▶ [The exercise]
Extract every line from the records below that contains the word "your".

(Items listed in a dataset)
_____
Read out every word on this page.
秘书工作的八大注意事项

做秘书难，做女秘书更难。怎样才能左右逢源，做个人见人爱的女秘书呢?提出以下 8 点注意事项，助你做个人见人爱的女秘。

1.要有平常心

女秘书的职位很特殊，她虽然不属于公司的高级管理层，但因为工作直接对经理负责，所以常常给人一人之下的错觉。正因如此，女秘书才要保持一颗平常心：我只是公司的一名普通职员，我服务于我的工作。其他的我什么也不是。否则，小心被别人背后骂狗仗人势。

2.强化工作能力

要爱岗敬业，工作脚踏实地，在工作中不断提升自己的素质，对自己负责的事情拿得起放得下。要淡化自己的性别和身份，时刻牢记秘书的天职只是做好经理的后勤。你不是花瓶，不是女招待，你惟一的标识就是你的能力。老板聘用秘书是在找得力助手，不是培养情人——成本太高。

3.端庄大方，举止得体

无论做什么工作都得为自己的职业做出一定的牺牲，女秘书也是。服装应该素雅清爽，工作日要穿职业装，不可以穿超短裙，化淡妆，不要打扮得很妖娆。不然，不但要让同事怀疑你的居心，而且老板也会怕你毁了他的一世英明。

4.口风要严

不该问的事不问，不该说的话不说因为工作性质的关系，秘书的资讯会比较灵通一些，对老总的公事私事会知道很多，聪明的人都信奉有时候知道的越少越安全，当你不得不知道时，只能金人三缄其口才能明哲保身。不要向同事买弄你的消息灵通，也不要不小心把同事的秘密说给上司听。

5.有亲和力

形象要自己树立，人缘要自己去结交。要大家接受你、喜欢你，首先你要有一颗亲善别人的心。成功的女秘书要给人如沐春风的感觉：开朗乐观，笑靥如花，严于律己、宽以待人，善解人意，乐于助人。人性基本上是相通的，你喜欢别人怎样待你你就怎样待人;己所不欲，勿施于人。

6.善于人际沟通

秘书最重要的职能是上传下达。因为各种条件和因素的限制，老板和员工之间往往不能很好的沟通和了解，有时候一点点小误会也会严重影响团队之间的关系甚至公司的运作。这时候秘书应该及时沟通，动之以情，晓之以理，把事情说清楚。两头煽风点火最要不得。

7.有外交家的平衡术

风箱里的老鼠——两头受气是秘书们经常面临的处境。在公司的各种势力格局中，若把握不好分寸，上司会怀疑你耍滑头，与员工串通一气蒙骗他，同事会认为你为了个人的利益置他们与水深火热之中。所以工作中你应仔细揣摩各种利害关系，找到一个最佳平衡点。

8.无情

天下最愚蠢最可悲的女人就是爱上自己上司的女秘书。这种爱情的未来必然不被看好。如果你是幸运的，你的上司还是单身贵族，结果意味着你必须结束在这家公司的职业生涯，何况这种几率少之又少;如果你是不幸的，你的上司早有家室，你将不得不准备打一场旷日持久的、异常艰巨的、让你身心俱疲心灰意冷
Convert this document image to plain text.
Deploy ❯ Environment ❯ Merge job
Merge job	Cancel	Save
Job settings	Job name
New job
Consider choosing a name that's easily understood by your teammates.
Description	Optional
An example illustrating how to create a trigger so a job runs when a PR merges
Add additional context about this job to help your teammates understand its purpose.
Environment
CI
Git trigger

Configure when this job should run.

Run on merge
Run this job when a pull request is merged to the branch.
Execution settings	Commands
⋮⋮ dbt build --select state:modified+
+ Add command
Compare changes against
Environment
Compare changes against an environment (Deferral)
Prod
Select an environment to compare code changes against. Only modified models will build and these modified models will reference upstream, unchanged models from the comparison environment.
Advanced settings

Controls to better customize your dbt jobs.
_____
▶ [Solution to the exercise]
Consider choosing a name that's easily understood by your teammates.
Add additional context about this job to help your teammates understand its purpose.
Controls to better customize your dbt jobs.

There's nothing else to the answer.